● What is required: Skip all pictures, then print the remaining material exactly.

● Listed entries:

* Start *

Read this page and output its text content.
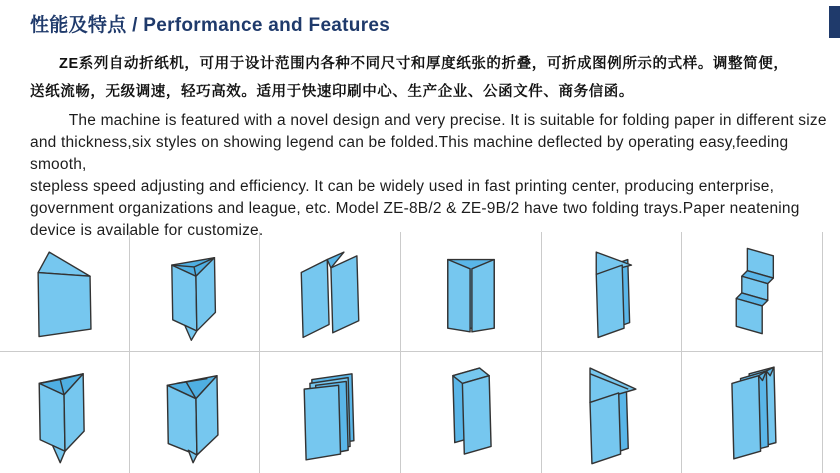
性能及特点 / Performance and Features
ZE系列自动折纸机，可用于设计范围内各种不同尺寸和厚度纸张的折叠，可折成图例所示的式样。调整简便，
送纸流畅，无级调速，轻巧高效。适用于快速印刷中心、生产企业、公函文件、商务信函。
The machine is featured with a novel design and very precise. It is suitable for folding paper in different size
and thickness,six styles on showing legend can be folded.This machine deflected by operating easy,feeding smooth,
stepless speed adjusting and efficiency. It can be widely used in fast printing center, producing enterprise,
government organizations and league, etc. Model ZE-8B/2 & ZE-9B/2 have two folding trays.Paper neatening
device is available for customize.
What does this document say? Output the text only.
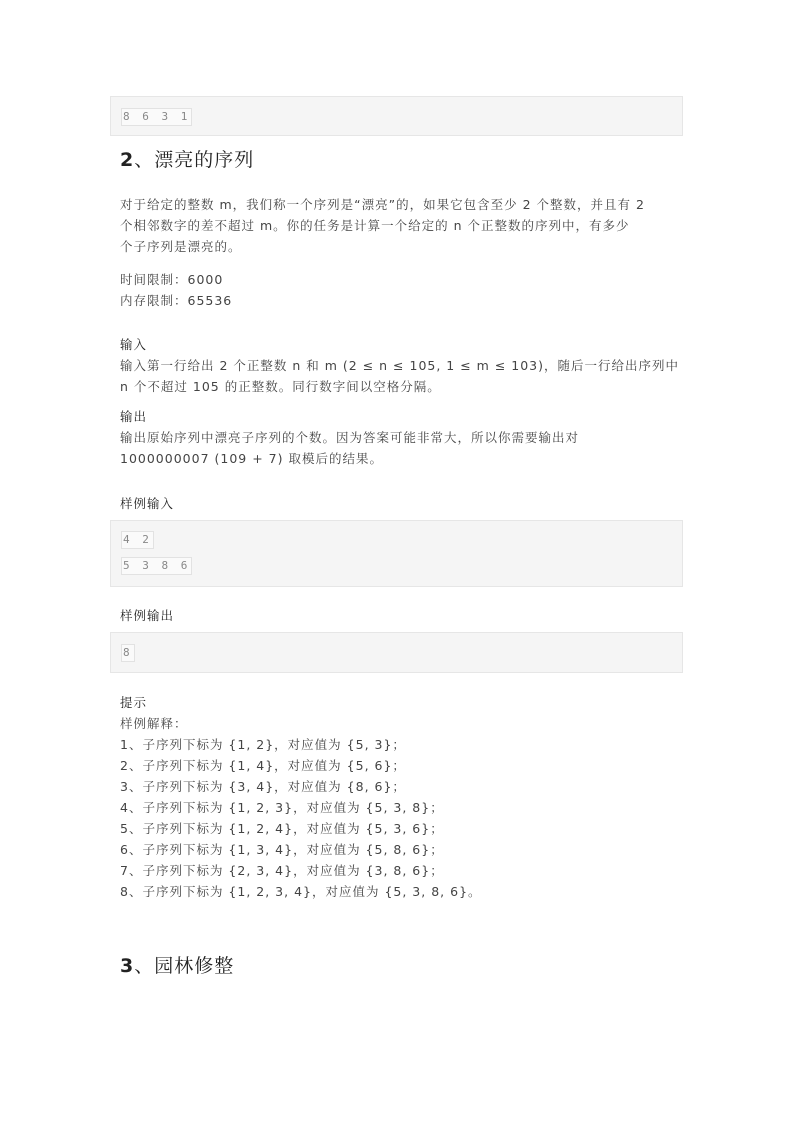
8 6 3 1
2、漂亮的序列
对于给定的整数 m，我们称一个序列是“漂亮”的，如果它包含至少 2 个整数，并且有 2
个相邻数字的差不超过 m。你的任务是计算一个给定的 n 个正整数的序列中，有多少
个子序列是漂亮的。
时间限制：6000
内存限制：65536
输入
输入第一行给出 2 个正整数 n 和 m (2 ≤ n ≤ 105, 1 ≤ m ≤ 103)，随后一行给出序列中
n 个不超过 105 的正整数。同行数字间以空格分隔。
输出
输出原始序列中漂亮子序列的个数。因为答案可能非常大，所以你需要输出对
1000000007 (109 + 7) 取模后的结果。
样例输入
4 2
5 3 8 6
样例输出
8
提示
样例解释：
1、子序列下标为 {1, 2}，对应值为 {5, 3}；
2、子序列下标为 {1, 4}，对应值为 {5, 6}；
3、子序列下标为 {3, 4}，对应值为 {8, 6}；
4、子序列下标为 {1, 2, 3}，对应值为 {5, 3, 8}；
5、子序列下标为 {1, 2, 4}，对应值为 {5, 3, 6}；
6、子序列下标为 {1, 3, 4}，对应值为 {5, 8, 6}；
7、子序列下标为 {2, 3, 4}，对应值为 {3, 8, 6}；
8、子序列下标为 {1, 2, 3, 4}，对应值为 {5, 3, 8, 6}。
3、园林修整
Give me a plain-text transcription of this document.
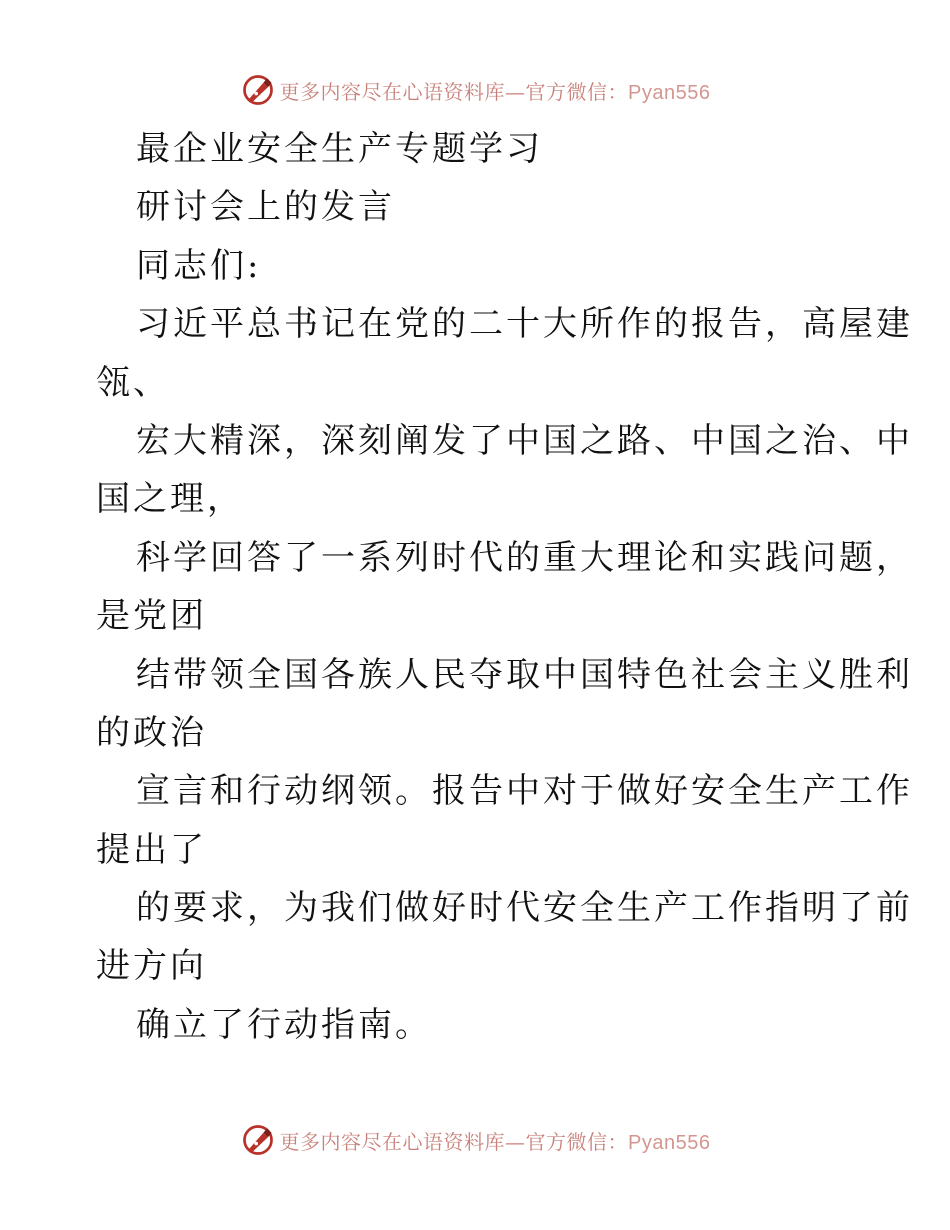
更多内容尽在心语资料库—官方微信：Pyan556
最企业安全生产专题学习
研讨会上的发言
同志们:
习近平总书记在党的二十大所作的报告，高屋建
瓴、
宏大精深，深刻阐发了中国之路、中国之治、中
国之理，
科学回答了一系列时代的重大理论和实践问题，
是党团
结带领全国各族人民夺取中国特色社会主义胜利
的政治
宣言和行动纲领。报告中对于做好安全生产工作
提出了
的要求，为我们做好时代安全生产工作指明了前
进方向
确立了行动指南。
更多内容尽在心语资料库—官方微信：Pyan556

* End *

● Exercise response:
Read this page and output its text content.
性能及特点 / Performance and Features
ZE系列自动折纸机，可用于设计范围内各种不同尺寸和厚度纸张的折叠，可折成图例所示的式样。调整简便，
送纸流畅，无级调速，轻巧高效。适用于快速印刷中心、生产企业、公函文件、商务信函。
The machine is featured with a novel design and very precise. It is suitable for folding paper in different size
and thickness,six styles on showing legend can be folded.This machine deflected by operating easy,feeding smooth,
stepless speed adjusting and efficiency. It can be widely used in fast printing center, producing enterprise,
government organizations and league, etc. Model ZE-8B/2 & ZE-9B/2 have two folding trays.Paper neatening
device is available for customize.
What does this document say? Output the text only.
8 6 3 1
2、漂亮的序列
对于给定的整数 m，我们称一个序列是“漂亮”的，如果它包含至少 2 个整数，并且有 2
个相邻数字的差不超过 m。你的任务是计算一个给定的 n 个正整数的序列中，有多少
个子序列是漂亮的。
时间限制：6000
内存限制：65536
输入
输入第一行给出 2 个正整数 n 和 m (2 ≤ n ≤ 105, 1 ≤ m ≤ 103)，随后一行给出序列中
n 个不超过 105 的正整数。同行数字间以空格分隔。
输出
输出原始序列中漂亮子序列的个数。因为答案可能非常大，所以你需要输出对
1000000007 (109 + 7) 取模后的结果。
样例输入
4 2
5 3 8 6
样例输出
8
提示
样例解释：
1、子序列下标为 {1, 2}，对应值为 {5, 3}；
2、子序列下标为 {1, 4}，对应值为 {5, 6}；
3、子序列下标为 {3, 4}，对应值为 {8, 6}；
4、子序列下标为 {1, 2, 3}，对应值为 {5, 3, 8}；
5、子序列下标为 {1, 2, 4}，对应值为 {5, 3, 6}；
6、子序列下标为 {1, 3, 4}，对应值为 {5, 8, 6}；
7、子序列下标为 {2, 3, 4}，对应值为 {3, 8, 6}；
8、子序列下标为 {1, 2, 3, 4}，对应值为 {5, 3, 8, 6}。
3、园林修整
Give me a plain-text transcription of this document.
更多内容尽在心语资料库—官方微信：Pyan556
最企业安全生产专题学习
研讨会上的发言
同志们:
习近平总书记在党的二十大所作的报告，高屋建
瓴、
宏大精深，深刻阐发了中国之路、中国之治、中
国之理，
科学回答了一系列时代的重大理论和实践问题，
是党团
结带领全国各族人民夺取中国特色社会主义胜利
的政治
宣言和行动纲领。报告中对于做好安全生产工作
提出了
的要求，为我们做好时代安全生产工作指明了前
进方向
确立了行动指南。
更多内容尽在心语资料库—官方微信：Pyan556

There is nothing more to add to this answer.